Directive - Select the lines below containing the word "donut".

Record set -

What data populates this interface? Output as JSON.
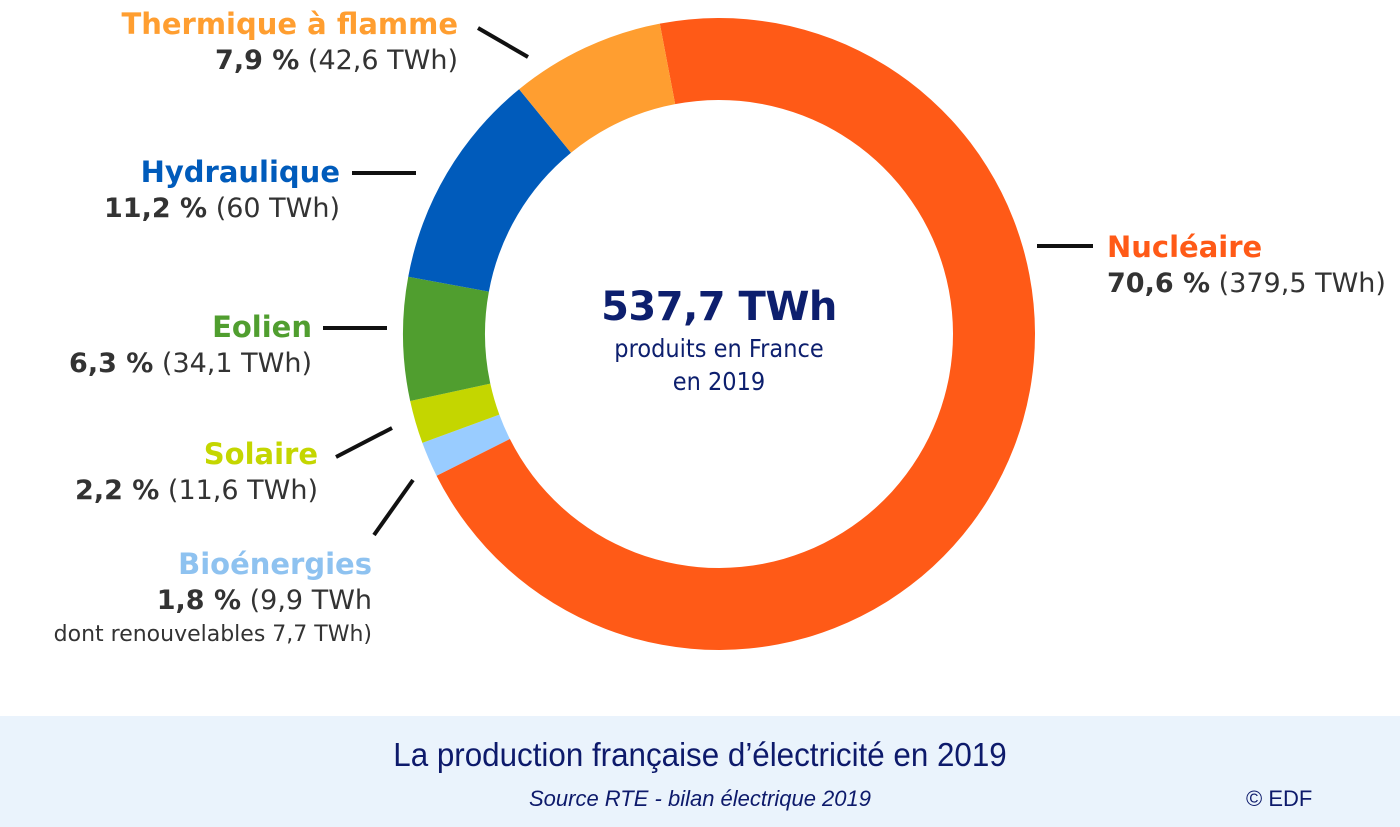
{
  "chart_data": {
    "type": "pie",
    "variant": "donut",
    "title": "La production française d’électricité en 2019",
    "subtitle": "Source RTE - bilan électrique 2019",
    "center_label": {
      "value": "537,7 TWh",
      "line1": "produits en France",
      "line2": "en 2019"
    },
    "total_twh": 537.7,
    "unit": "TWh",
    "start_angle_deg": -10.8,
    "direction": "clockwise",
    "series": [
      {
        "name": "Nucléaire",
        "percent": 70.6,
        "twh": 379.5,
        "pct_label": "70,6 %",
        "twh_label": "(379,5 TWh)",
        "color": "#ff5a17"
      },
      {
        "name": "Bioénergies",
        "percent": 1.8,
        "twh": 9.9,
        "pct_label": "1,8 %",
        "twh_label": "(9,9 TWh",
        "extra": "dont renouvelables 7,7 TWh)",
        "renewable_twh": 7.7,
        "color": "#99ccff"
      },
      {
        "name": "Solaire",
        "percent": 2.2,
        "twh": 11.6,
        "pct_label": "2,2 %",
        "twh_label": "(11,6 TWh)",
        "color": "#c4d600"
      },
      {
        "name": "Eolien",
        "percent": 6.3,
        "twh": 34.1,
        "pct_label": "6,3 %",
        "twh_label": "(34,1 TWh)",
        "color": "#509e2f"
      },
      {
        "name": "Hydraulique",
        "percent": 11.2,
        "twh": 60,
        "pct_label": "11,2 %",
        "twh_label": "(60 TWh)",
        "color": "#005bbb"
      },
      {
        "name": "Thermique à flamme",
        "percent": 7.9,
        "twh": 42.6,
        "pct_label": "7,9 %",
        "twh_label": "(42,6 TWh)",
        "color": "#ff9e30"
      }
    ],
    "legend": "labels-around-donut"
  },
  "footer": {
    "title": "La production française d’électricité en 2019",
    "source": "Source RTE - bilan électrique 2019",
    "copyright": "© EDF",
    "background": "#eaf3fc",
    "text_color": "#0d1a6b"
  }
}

Written answer -
    "variant": "donut",
    "legend": "labels-around-donut"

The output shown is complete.